_Exercise material_.
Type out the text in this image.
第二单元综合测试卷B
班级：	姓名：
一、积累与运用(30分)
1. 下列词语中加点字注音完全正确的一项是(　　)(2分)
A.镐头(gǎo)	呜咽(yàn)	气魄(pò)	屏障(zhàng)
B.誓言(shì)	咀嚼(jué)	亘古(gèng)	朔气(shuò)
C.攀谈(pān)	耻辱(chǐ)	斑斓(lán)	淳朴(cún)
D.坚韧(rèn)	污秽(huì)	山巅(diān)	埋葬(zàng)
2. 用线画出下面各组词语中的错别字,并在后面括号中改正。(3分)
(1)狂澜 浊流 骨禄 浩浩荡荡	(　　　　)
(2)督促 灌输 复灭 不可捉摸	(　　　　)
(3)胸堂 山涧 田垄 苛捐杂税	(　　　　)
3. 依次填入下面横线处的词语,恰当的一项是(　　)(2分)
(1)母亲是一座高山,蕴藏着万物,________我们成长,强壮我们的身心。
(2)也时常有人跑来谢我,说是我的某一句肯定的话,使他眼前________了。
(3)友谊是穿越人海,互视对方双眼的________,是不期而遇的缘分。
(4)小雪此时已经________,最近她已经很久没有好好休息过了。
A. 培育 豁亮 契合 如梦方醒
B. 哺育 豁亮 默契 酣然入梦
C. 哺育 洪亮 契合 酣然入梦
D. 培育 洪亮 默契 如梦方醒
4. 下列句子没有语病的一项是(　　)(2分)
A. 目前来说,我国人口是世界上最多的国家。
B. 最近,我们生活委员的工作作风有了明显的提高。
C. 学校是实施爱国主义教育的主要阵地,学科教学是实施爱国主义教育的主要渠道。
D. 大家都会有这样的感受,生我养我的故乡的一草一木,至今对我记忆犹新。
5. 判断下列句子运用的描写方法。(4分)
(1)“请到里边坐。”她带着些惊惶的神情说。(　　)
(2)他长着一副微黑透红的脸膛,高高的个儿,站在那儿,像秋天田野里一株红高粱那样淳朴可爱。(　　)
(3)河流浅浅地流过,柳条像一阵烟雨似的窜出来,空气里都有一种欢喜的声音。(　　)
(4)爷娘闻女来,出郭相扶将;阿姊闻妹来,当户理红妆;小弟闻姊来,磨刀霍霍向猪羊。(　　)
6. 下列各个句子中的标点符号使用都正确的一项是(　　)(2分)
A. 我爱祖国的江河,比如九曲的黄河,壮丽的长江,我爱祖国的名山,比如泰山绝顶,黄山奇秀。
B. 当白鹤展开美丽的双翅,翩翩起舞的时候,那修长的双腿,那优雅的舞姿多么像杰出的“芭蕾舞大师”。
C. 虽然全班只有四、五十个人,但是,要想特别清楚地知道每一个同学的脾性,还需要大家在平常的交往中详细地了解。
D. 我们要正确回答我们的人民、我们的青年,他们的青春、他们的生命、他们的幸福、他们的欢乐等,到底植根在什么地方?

_Aim_.
Repeat every line of the material exactly as given.

_Exercise output_.
Type out the text in this image.
第二单元综合测试卷B
班级：	姓名：
一、积累与运用(30分)
1. 下列词语中加点字注音完全正确的一项是(　　)(2分)
A.镐头(gǎo)	呜咽(yàn)	气魄(pò)	屏障(zhàng)
B.誓言(shì)	咀嚼(jué)	亘古(gèng)	朔气(shuò)
C.攀谈(pān)	耻辱(chǐ)	斑斓(lán)	淳朴(cún)
D.坚韧(rèn)	污秽(huì)	山巅(diān)	埋葬(zàng)
2. 用线画出下面各组词语中的错别字,并在后面括号中改正。(3分)
(1)狂澜 浊流 骨禄 浩浩荡荡	(　　　　)
(2)督促 灌输 复灭 不可捉摸	(　　　　)
(3)胸堂 山涧 田垄 苛捐杂税	(　　　　)
3. 依次填入下面横线处的词语,恰当的一项是(　　)(2分)
(1)母亲是一座高山,蕴藏着万物,________我们成长,强壮我们的身心。
(2)也时常有人跑来谢我,说是我的某一句肯定的话,使他眼前________了。
(3)友谊是穿越人海,互视对方双眼的________,是不期而遇的缘分。
(4)小雪此时已经________,最近她已经很久没有好好休息过了。
A. 培育 豁亮 契合 如梦方醒
B. 哺育 豁亮 默契 酣然入梦
C. 哺育 洪亮 契合 酣然入梦
D. 培育 洪亮 默契 如梦方醒
4. 下列句子没有语病的一项是(　　)(2分)
A. 目前来说,我国人口是世界上最多的国家。
B. 最近,我们生活委员的工作作风有了明显的提高。
C. 学校是实施爱国主义教育的主要阵地,学科教学是实施爱国主义教育的主要渠道。
D. 大家都会有这样的感受,生我养我的故乡的一草一木,至今对我记忆犹新。
5. 判断下列句子运用的描写方法。(4分)
(1)“请到里边坐。”她带着些惊惶的神情说。(　　)
(2)他长着一副微黑透红的脸膛,高高的个儿,站在那儿,像秋天田野里一株红高粱那样淳朴可爱。(　　)
(3)河流浅浅地流过,柳条像一阵烟雨似的窜出来,空气里都有一种欢喜的声音。(　　)
(4)爷娘闻女来,出郭相扶将;阿姊闻妹来,当户理红妆;小弟闻姊来,磨刀霍霍向猪羊。(　　)
6. 下列各个句子中的标点符号使用都正确的一项是(　　)(2分)
A. 我爱祖国的江河,比如九曲的黄河,壮丽的长江,我爱祖国的名山,比如泰山绝顶,黄山奇秀。
B. 当白鹤展开美丽的双翅,翩翩起舞的时候,那修长的双腿,那优雅的舞姿多么像杰出的“芭蕾舞大师”。
C. 虽然全班只有四、五十个人,但是,要想特别清楚地知道每一个同学的脾性,还需要大家在平常的交往中详细地了解。
D. 我们要正确回答我们的人民、我们的青年,他们的青春、他们的生命、他们的幸福、他们的欢乐等,到底植根在什么地方?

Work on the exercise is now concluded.